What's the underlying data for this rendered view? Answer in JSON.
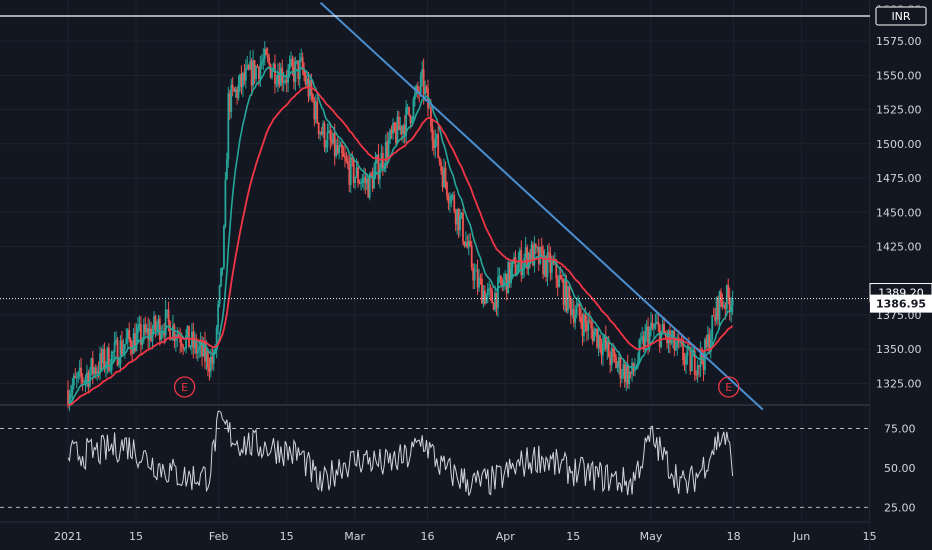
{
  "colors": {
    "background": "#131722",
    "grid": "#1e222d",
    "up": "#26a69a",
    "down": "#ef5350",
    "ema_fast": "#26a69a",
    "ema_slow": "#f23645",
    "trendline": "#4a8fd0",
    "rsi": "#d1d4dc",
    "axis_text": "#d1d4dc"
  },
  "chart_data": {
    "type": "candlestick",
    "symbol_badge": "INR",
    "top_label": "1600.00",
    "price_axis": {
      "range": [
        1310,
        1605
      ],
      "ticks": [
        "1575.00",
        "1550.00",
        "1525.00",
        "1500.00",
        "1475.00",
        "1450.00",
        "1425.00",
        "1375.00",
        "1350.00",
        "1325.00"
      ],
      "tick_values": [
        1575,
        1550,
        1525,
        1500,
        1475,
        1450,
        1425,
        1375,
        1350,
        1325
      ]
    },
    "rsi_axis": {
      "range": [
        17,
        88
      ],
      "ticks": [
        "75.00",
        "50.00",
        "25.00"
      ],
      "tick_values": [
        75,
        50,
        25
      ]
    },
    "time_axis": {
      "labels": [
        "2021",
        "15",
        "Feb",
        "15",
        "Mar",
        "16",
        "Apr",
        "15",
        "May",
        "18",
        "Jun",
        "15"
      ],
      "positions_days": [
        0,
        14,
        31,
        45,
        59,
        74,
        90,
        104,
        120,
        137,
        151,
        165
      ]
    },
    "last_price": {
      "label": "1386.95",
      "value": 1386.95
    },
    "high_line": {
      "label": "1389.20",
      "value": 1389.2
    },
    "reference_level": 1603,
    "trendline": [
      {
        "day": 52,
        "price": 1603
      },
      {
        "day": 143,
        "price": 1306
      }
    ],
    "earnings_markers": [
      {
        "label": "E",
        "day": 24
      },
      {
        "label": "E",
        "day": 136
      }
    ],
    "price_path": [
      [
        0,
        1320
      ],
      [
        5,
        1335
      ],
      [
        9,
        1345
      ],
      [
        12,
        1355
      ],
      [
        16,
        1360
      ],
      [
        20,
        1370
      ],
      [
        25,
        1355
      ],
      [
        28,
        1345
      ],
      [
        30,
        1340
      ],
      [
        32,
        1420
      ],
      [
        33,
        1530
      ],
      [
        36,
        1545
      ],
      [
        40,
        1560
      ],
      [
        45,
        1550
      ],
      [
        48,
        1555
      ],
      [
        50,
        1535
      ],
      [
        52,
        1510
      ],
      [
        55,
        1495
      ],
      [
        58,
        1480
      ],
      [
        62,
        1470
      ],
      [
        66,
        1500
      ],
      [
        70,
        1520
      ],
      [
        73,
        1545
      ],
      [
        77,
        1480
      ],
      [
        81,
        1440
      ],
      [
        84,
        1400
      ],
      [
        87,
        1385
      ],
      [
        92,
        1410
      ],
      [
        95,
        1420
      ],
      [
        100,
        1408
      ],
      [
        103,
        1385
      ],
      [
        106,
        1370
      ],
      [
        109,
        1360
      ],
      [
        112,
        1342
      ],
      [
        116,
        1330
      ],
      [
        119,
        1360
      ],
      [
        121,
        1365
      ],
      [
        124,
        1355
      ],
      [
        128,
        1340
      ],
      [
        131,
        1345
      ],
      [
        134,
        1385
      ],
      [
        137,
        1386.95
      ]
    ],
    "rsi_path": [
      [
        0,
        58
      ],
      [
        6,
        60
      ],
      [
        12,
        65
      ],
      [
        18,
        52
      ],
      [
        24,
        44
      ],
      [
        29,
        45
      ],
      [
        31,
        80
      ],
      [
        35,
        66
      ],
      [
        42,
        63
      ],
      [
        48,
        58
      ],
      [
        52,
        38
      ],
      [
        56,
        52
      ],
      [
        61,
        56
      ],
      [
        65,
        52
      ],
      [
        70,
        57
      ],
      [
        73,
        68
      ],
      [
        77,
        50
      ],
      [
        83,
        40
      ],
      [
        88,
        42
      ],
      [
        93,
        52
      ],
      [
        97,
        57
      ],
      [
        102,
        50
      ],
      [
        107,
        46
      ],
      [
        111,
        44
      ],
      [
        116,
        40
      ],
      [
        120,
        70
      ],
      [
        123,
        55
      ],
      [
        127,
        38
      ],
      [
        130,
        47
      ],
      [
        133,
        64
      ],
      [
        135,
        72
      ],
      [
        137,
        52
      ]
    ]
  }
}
_____
What you need to do: Leave the pictures out, and transcribe each of the records exactly.

Answer to this task:
What's the underlying data for this rendered view? Answer in JSON.
{
  "colors": {
    "background": "#131722",
    "grid": "#1e222d",
    "up": "#26a69a",
    "down": "#ef5350",
    "ema_fast": "#26a69a",
    "ema_slow": "#f23645",
    "trendline": "#4a8fd0",
    "rsi": "#d1d4dc",
    "axis_text": "#d1d4dc"
  },
  "chart_data": {
    "type": "candlestick",
    "symbol_badge": "INR",
    "top_label": "1600.00",
    "price_axis": {
      "range": [
        1310,
        1605
      ],
      "ticks": [
        "1575.00",
        "1550.00",
        "1525.00",
        "1500.00",
        "1475.00",
        "1450.00",
        "1425.00",
        "1375.00",
        "1350.00",
        "1325.00"
      ],
      "tick_values": [
        1575,
        1550,
        1525,
        1500,
        1475,
        1450,
        1425,
        1375,
        1350,
        1325
      ]
    },
    "rsi_axis": {
      "range": [
        17,
        88
      ],
      "ticks": [
        "75.00",
        "50.00",
        "25.00"
      ],
      "tick_values": [
        75,
        50,
        25
      ]
    },
    "time_axis": {
      "labels": [
        "2021",
        "15",
        "Feb",
        "15",
        "Mar",
        "16",
        "Apr",
        "15",
        "May",
        "18",
        "Jun",
        "15"
      ],
      "positions_days": [
        0,
        14,
        31,
        45,
        59,
        74,
        90,
        104,
        120,
        137,
        151,
        165
      ]
    },
    "last_price": {
      "label": "1386.95",
      "value": 1386.95
    },
    "high_line": {
      "label": "1389.20",
      "value": 1389.2
    },
    "reference_level": 1603,
    "trendline": [
      {
        "day": 52,
        "price": 1603
      },
      {
        "day": 143,
        "price": 1306
      }
    ],
    "earnings_markers": [
      {
        "label": "E",
        "day": 24
      },
      {
        "label": "E",
        "day": 136
      }
    ],
    "price_path": [
      [
        0,
        1320
      ],
      [
        5,
        1335
      ],
      [
        9,
        1345
      ],
      [
        12,
        1355
      ],
      [
        16,
        1360
      ],
      [
        20,
        1370
      ],
      [
        25,
        1355
      ],
      [
        28,
        1345
      ],
      [
        30,
        1340
      ],
      [
        32,
        1420
      ],
      [
        33,
        1530
      ],
      [
        36,
        1545
      ],
      [
        40,
        1560
      ],
      [
        45,
        1550
      ],
      [
        48,
        1555
      ],
      [
        50,
        1535
      ],
      [
        52,
        1510
      ],
      [
        55,
        1495
      ],
      [
        58,
        1480
      ],
      [
        62,
        1470
      ],
      [
        66,
        1500
      ],
      [
        70,
        1520
      ],
      [
        73,
        1545
      ],
      [
        77,
        1480
      ],
      [
        81,
        1440
      ],
      [
        84,
        1400
      ],
      [
        87,
        1385
      ],
      [
        92,
        1410
      ],
      [
        95,
        1420
      ],
      [
        100,
        1408
      ],
      [
        103,
        1385
      ],
      [
        106,
        1370
      ],
      [
        109,
        1360
      ],
      [
        112,
        1342
      ],
      [
        116,
        1330
      ],
      [
        119,
        1360
      ],
      [
        121,
        1365
      ],
      [
        124,
        1355
      ],
      [
        128,
        1340
      ],
      [
        131,
        1345
      ],
      [
        134,
        1385
      ],
      [
        137,
        1386.95
      ]
    ],
    "rsi_path": [
      [
        0,
        58
      ],
      [
        6,
        60
      ],
      [
        12,
        65
      ],
      [
        18,
        52
      ],
      [
        24,
        44
      ],
      [
        29,
        45
      ],
      [
        31,
        80
      ],
      [
        35,
        66
      ],
      [
        42,
        63
      ],
      [
        48,
        58
      ],
      [
        52,
        38
      ],
      [
        56,
        52
      ],
      [
        61,
        56
      ],
      [
        65,
        52
      ],
      [
        70,
        57
      ],
      [
        73,
        68
      ],
      [
        77,
        50
      ],
      [
        83,
        40
      ],
      [
        88,
        42
      ],
      [
        93,
        52
      ],
      [
        97,
        57
      ],
      [
        102,
        50
      ],
      [
        107,
        46
      ],
      [
        111,
        44
      ],
      [
        116,
        40
      ],
      [
        120,
        70
      ],
      [
        123,
        55
      ],
      [
        127,
        38
      ],
      [
        130,
        47
      ],
      [
        133,
        64
      ],
      [
        135,
        72
      ],
      [
        137,
        52
      ]
    ]
  }
}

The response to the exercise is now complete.